WRITTEN INSTRUCTION :: Extract every record, exactly as written, and ignore the pictures.
** start of LISTING **
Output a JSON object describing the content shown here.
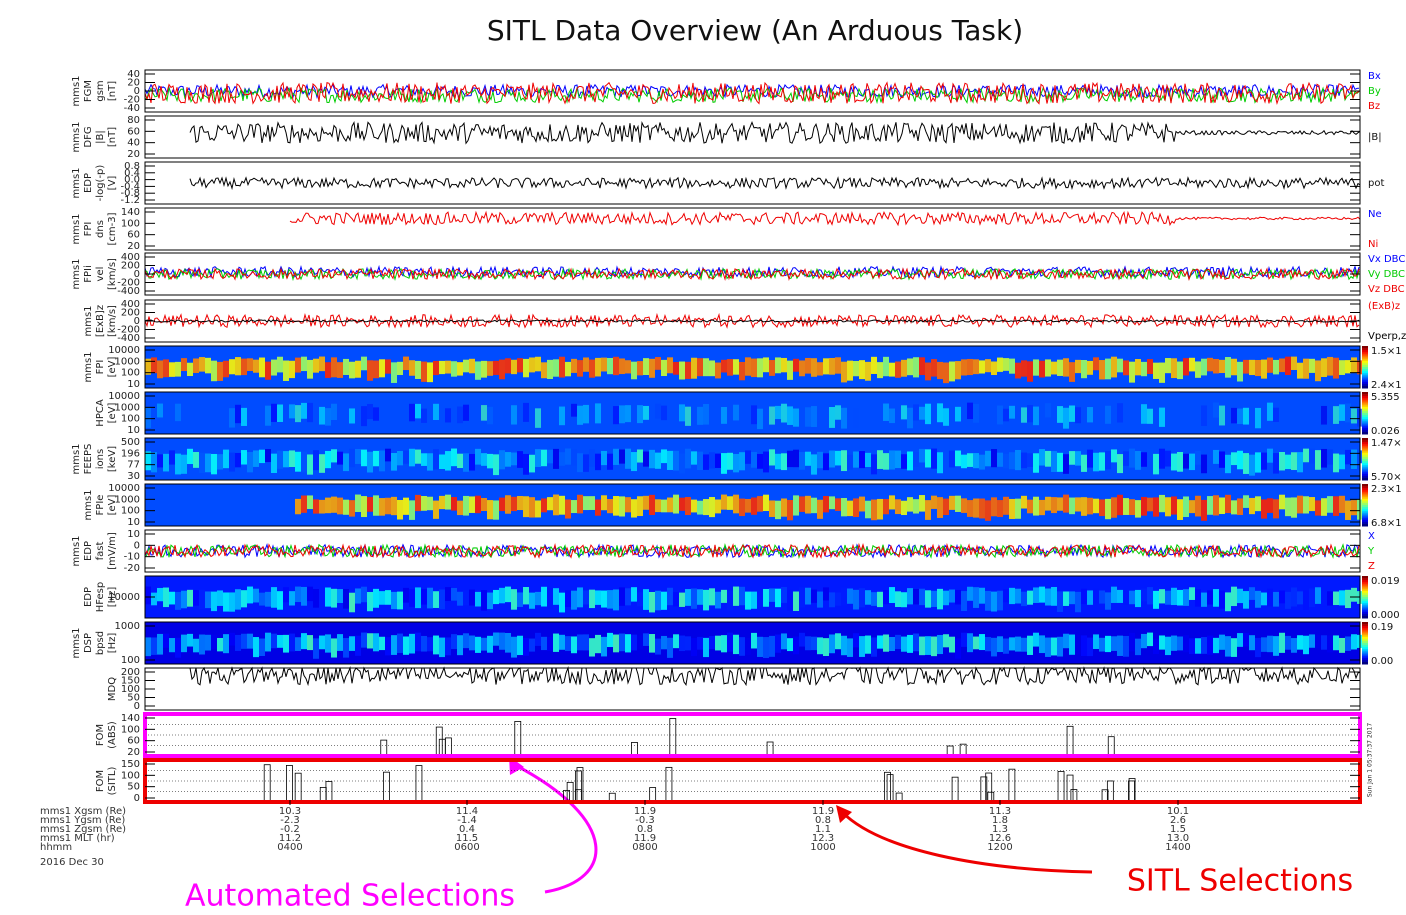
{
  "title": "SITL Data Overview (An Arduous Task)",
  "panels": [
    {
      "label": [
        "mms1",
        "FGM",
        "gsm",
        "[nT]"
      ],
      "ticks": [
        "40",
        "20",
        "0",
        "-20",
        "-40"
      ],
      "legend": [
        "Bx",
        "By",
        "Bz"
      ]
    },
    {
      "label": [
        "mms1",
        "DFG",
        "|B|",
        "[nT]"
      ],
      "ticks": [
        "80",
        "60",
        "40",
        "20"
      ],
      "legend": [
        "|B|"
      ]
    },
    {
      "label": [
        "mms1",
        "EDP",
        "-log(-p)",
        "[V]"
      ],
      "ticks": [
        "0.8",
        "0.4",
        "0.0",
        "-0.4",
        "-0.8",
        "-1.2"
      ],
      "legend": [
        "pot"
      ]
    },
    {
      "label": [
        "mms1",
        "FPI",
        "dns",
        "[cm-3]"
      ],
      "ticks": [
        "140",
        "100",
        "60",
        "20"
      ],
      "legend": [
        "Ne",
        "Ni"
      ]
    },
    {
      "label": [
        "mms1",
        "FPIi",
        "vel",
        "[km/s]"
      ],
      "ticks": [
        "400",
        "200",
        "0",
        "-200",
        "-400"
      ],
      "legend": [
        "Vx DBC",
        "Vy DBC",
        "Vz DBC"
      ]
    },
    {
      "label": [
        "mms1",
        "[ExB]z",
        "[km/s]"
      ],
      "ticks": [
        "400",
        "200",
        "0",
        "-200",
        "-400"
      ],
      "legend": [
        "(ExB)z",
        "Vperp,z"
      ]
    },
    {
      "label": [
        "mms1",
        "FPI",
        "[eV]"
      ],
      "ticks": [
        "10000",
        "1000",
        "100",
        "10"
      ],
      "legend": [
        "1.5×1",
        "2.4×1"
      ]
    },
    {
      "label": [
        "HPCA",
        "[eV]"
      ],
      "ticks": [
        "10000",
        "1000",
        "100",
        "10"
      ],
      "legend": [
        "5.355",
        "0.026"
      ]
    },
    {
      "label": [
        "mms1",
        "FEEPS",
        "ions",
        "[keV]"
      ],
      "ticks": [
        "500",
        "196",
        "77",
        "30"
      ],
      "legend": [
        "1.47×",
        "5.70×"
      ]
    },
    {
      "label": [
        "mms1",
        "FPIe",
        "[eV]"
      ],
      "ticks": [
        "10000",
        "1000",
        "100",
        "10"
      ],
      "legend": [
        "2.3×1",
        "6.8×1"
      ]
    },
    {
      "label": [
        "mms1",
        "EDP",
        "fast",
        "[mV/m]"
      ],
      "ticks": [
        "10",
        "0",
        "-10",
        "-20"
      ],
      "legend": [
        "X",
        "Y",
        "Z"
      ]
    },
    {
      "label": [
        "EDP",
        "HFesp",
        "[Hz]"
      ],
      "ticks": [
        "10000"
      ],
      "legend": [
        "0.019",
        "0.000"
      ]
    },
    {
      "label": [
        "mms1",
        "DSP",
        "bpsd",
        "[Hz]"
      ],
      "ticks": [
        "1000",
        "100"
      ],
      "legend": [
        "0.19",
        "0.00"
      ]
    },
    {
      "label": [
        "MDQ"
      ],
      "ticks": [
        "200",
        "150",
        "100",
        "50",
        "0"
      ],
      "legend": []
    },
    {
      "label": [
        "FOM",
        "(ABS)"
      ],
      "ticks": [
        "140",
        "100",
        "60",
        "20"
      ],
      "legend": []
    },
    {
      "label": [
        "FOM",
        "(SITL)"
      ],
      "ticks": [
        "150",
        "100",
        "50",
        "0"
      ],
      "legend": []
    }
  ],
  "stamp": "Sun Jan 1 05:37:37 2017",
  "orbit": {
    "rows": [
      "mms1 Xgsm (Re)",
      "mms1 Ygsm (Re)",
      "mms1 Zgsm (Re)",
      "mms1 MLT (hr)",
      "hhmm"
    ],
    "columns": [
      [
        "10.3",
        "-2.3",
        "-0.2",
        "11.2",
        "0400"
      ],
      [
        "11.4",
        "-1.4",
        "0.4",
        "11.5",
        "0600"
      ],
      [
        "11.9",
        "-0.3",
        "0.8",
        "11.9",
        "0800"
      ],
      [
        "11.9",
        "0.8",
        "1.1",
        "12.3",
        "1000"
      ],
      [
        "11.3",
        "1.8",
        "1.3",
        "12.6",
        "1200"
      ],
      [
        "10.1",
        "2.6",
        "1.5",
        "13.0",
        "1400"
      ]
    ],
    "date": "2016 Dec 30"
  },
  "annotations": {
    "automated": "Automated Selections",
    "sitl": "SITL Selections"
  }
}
** end of LISTING **
THE REPLY ::
Output a JSON object describing the content shown here.
{
  "title": "SITL Data Overview (An Arduous Task)",
  "panels": [
    {
      "label": [
        "mms1",
        "FGM",
        "gsm",
        "[nT]"
      ],
      "ticks": [
        "40",
        "20",
        "0",
        "-20",
        "-40"
      ],
      "legend": [
        "Bx",
        "By",
        "Bz"
      ]
    },
    {
      "label": [
        "mms1",
        "DFG",
        "|B|",
        "[nT]"
      ],
      "ticks": [
        "80",
        "60",
        "40",
        "20"
      ],
      "legend": [
        "|B|"
      ]
    },
    {
      "label": [
        "mms1",
        "EDP",
        "-log(-p)",
        "[V]"
      ],
      "ticks": [
        "0.8",
        "0.4",
        "0.0",
        "-0.4",
        "-0.8",
        "-1.2"
      ],
      "legend": [
        "pot"
      ]
    },
    {
      "label": [
        "mms1",
        "FPI",
        "dns",
        "[cm-3]"
      ],
      "ticks": [
        "140",
        "100",
        "60",
        "20"
      ],
      "legend": [
        "Ne",
        "Ni"
      ]
    },
    {
      "label": [
        "mms1",
        "FPIi",
        "vel",
        "[km/s]"
      ],
      "ticks": [
        "400",
        "200",
        "0",
        "-200",
        "-400"
      ],
      "legend": [
        "Vx DBC",
        "Vy DBC",
        "Vz DBC"
      ]
    },
    {
      "label": [
        "mms1",
        "[ExB]z",
        "[km/s]"
      ],
      "ticks": [
        "400",
        "200",
        "0",
        "-200",
        "-400"
      ],
      "legend": [
        "(ExB)z",
        "Vperp,z"
      ]
    },
    {
      "label": [
        "mms1",
        "FPI",
        "[eV]"
      ],
      "ticks": [
        "10000",
        "1000",
        "100",
        "10"
      ],
      "legend": [
        "1.5×1",
        "2.4×1"
      ]
    },
    {
      "label": [
        "HPCA",
        "[eV]"
      ],
      "ticks": [
        "10000",
        "1000",
        "100",
        "10"
      ],
      "legend": [
        "5.355",
        "0.026"
      ]
    },
    {
      "label": [
        "mms1",
        "FEEPS",
        "ions",
        "[keV]"
      ],
      "ticks": [
        "500",
        "196",
        "77",
        "30"
      ],
      "legend": [
        "1.47×",
        "5.70×"
      ]
    },
    {
      "label": [
        "mms1",
        "FPIe",
        "[eV]"
      ],
      "ticks": [
        "10000",
        "1000",
        "100",
        "10"
      ],
      "legend": [
        "2.3×1",
        "6.8×1"
      ]
    },
    {
      "label": [
        "mms1",
        "EDP",
        "fast",
        "[mV/m]"
      ],
      "ticks": [
        "10",
        "0",
        "-10",
        "-20"
      ],
      "legend": [
        "X",
        "Y",
        "Z"
      ]
    },
    {
      "label": [
        "EDP",
        "HFesp",
        "[Hz]"
      ],
      "ticks": [
        "10000"
      ],
      "legend": [
        "0.019",
        "0.000"
      ]
    },
    {
      "label": [
        "mms1",
        "DSP",
        "bpsd",
        "[Hz]"
      ],
      "ticks": [
        "1000",
        "100"
      ],
      "legend": [
        "0.19",
        "0.00"
      ]
    },
    {
      "label": [
        "MDQ"
      ],
      "ticks": [
        "200",
        "150",
        "100",
        "50",
        "0"
      ],
      "legend": []
    },
    {
      "label": [
        "FOM",
        "(ABS)"
      ],
      "ticks": [
        "140",
        "100",
        "60",
        "20"
      ],
      "legend": []
    },
    {
      "label": [
        "FOM",
        "(SITL)"
      ],
      "ticks": [
        "150",
        "100",
        "50",
        "0"
      ],
      "legend": []
    }
  ],
  "stamp": "Sun Jan 1 05:37:37 2017",
  "orbit": {
    "rows": [
      "mms1 Xgsm (Re)",
      "mms1 Ygsm (Re)",
      "mms1 Zgsm (Re)",
      "mms1 MLT (hr)",
      "hhmm"
    ],
    "columns": [
      [
        "10.3",
        "-2.3",
        "-0.2",
        "11.2",
        "0400"
      ],
      [
        "11.4",
        "-1.4",
        "0.4",
        "11.5",
        "0600"
      ],
      [
        "11.9",
        "-0.3",
        "0.8",
        "11.9",
        "0800"
      ],
      [
        "11.9",
        "0.8",
        "1.1",
        "12.3",
        "1000"
      ],
      [
        "11.3",
        "1.8",
        "1.3",
        "12.6",
        "1200"
      ],
      [
        "10.1",
        "2.6",
        "1.5",
        "13.0",
        "1400"
      ]
    ],
    "date": "2016 Dec 30"
  },
  "annotations": {
    "automated": "Automated Selections",
    "sitl": "SITL Selections"
  }
}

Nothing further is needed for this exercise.